Provided text:
# WSP Favorites



## Lina (Oct 25, 2015)

What are your favorites?

So far mine is Wild berry tulip. It smells awesome, but seized for me the first time. Blood Orange and Gogi Berry is also really nice.


----------



## OliveOil2 (Oct 25, 2015)

I like their Oatmeal Milk & Honey, Fresh Ginger Lime, Beach, South Pacific Waters, Pink Grapefruit, Nag Champa, Sunflower, and Honeysuckle Hollow. The last two will accelerate but are workable with full water, cool temps, and the recipe will make a difference too.


----------



## jules92207 (Oct 25, 2015)

I use them often and my favorites would probably be the eucalyptus spearmint, black raspberry vanilla, lemon verbena, pink grapefruit, and for winter fragrances I love their jack frost. I just got the blood orange & goji and it smells awesome oob. I also really like their white grapefruit eo. I tend to buy micas from Nurture usually but I've had good luck with their sparkle micas too.


----------



## Obsidian (Oct 25, 2015)

Santas pipe is a great one, it's very strong and sticks really well. It does change some in CP, it loses much of the tobacco scent but the cherry is divine. It does discolor.


----------



## lsg (Oct 25, 2015)

Burmese Woods is one of my favorites, but it discolors.


----------



## snappyllama (Oct 25, 2015)

I like their Oatmeal Milk and Honey too, but I tend to like all Oatmeal Milk and Honey FOs.  Their Black Cherry, Mediterranean Fig and Very Sexy for Men are all nice.


----------



## IrishLass (Oct 26, 2015)

Sugared Spruce
Sand & Sea
Midsummer's Night
Happy

IrishLass


----------



## quiltertoo (Oct 26, 2015)

I love their Cool Citrus Basil. It's easy to work with and sticks forever. I am using a bar right now that is over a year old. The scent is just as strong a when I made it.

Mary Lou


----------



## OferaliO (Oct 26, 2015)

Basil, Sage, Mint EO/FO 
Burmese Woods
Dragon's Blood
Butt Naked in Bed
Oatmeal and Honey (not OMH)
Nantucket Briar

I also have Santa's Pipe and BRV, I agree they are both very good too.


----------



## Bubbly Buddha (Oct 27, 2015)

Sugared Spruce
Nag Champa
Bourban Vanilla
Santa's Pipe


----------



## dibbles (Oct 27, 2015)

Spatial annotation listing:
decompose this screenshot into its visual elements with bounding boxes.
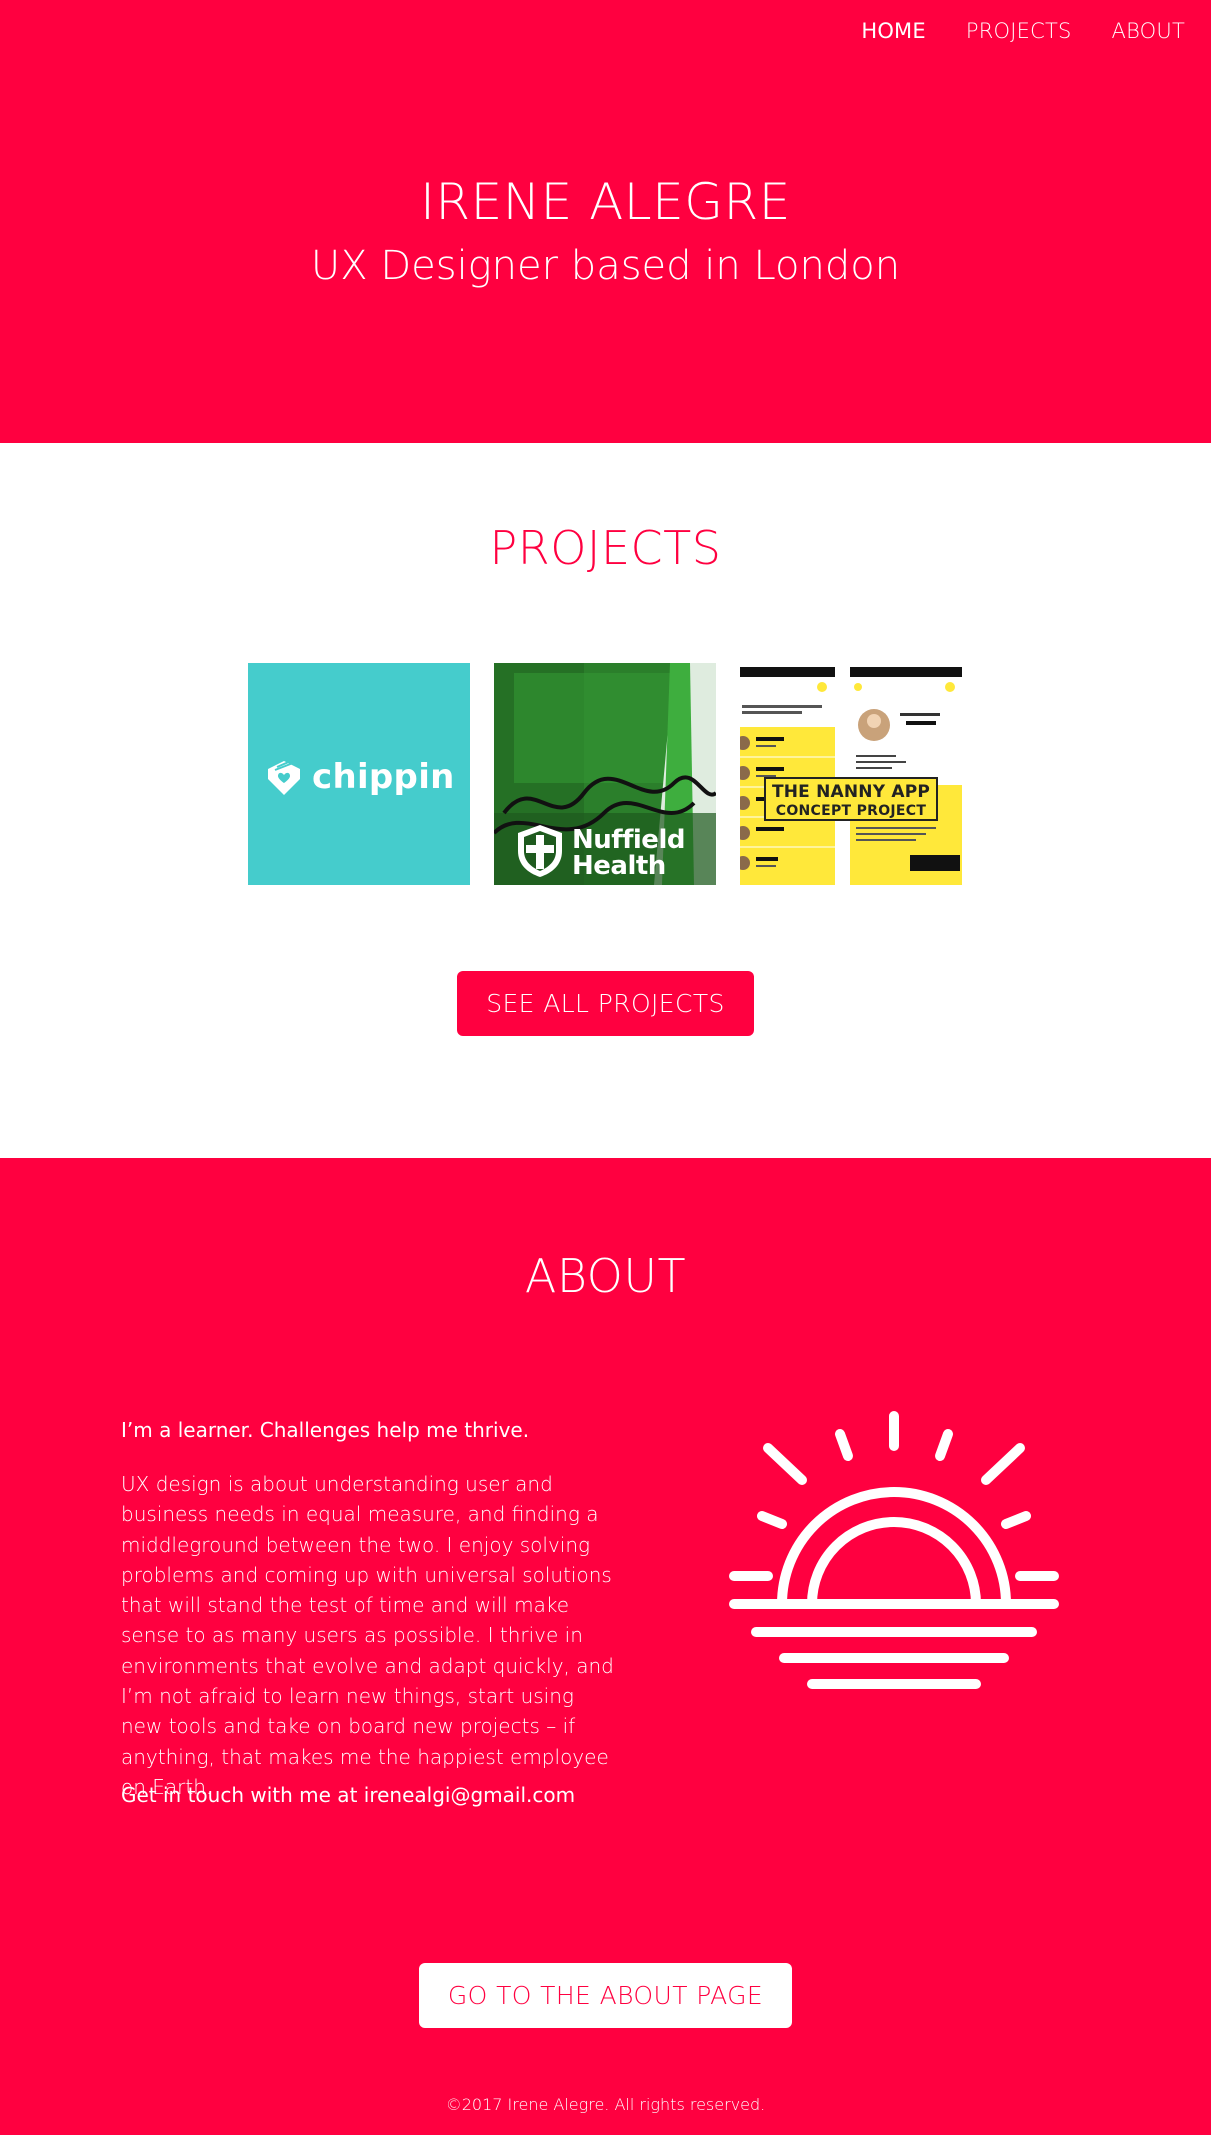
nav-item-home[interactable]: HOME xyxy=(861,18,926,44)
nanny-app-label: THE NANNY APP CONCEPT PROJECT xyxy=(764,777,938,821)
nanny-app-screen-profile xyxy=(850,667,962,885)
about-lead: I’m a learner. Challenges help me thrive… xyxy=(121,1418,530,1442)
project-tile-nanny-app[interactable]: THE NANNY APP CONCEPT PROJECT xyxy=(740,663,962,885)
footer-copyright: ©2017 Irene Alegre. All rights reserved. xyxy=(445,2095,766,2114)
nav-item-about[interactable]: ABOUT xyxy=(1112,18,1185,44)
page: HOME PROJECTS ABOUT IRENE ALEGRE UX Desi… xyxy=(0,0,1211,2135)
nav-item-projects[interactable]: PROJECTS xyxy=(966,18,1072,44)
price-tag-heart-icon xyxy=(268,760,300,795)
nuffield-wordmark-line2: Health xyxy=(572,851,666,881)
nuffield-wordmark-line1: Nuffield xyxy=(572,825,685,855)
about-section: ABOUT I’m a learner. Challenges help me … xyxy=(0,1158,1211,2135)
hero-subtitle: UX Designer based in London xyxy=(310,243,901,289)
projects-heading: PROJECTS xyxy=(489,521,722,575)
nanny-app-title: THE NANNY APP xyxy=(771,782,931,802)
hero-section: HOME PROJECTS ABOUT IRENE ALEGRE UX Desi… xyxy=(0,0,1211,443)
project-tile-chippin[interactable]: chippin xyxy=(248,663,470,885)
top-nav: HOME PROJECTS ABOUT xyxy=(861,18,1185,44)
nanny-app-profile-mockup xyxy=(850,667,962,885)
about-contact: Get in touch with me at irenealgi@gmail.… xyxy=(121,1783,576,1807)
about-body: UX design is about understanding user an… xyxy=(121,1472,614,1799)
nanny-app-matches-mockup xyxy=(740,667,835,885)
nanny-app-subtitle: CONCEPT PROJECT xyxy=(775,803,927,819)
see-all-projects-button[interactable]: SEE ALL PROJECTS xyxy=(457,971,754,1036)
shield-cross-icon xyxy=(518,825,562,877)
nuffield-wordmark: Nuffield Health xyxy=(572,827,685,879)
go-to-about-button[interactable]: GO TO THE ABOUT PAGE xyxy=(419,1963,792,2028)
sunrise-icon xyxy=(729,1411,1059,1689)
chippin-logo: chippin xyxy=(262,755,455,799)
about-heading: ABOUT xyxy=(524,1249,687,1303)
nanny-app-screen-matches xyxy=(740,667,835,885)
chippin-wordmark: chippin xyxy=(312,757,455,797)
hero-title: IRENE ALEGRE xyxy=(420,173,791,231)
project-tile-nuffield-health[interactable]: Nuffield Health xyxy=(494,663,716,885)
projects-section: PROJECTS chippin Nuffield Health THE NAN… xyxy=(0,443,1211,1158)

Required actions:
(A) Answer these questions about the WSP Favorites thread:
(i) Which fragrance seized for Lina the first time?
(ii) According to Obsidian, what part of the scent does Santas pipe largely lose in CP?
(iii) How old is the bar that quiltertoo is using right now?
(B) Please carry the WSP Favorites thread on from its last line.

Answer set:
(A)
(i) Wild berry tulip
(ii) The tobacco scent
(iii) Over a year old

(B)
jules92207 said:


> I use them often and my favorites would probably be the eucalyptus spearmint, black raspberry vanilla, lemon verbena, pink grapefruit, and for winter fragrances I love their jack frost. I just got the blood orange & goji and it smells awesome oob. I also really like their white grapefruit eo. I tend to buy micas from Nurture usually but I've had good luck with their sparkle micas too.



Jules, I'm going to soap the lemon verbena tonight. Since you listed it as one of your favorites, I assume it sticks well and isn't a mis-behavor? I just checked the scent review board and the fragrance review on here and didn't find it listed there.


----------



## jules92207 (Oct 27, 2015)

dibbles said:


> Jules, I'm going to soap the lemon verbena tonight. Since you listed it as one of your favorites, I assume it sticks well and isn't a mis-behavor? I just checked the scent review board and the fragrance review on here and didn't find it listed there.



So far I have only used it blended with the black raspberry vanilla but I certainly had plenty of time to work and no discoloration as far as I could tell. One batch I scented part of the batch with brv and the rest with the lemon verbena and I had no issues at all.


----------



## dibbles (Oct 29, 2015)

jules92207 said:


> So far I have only used it blended with the black raspberry vanilla but I certainly had plenty of time to work and no discoloration as far as I could tell. One batch I scented part of the batch with brv and the rest with the lemon verbena and I had no issues at all.



Thanks! I soaped it and it behaved very well and is smelling lovely. Verbena is all my sister ever wants, so she should be quite happy.


----------



## treegoddess (Oct 29, 2015)

Where is everyone buying these fragrances?


----------



## KristaY (Oct 29, 2015)

Wholesale Supplies Plus. Here's the site:

http://www.wholesalesuppliesplus.com/


----------



## cerelife (Oct 29, 2015)

Amazing Style (dead-on dupe for Philosophy's Amazing Grace - I have the perfume on my dresser!)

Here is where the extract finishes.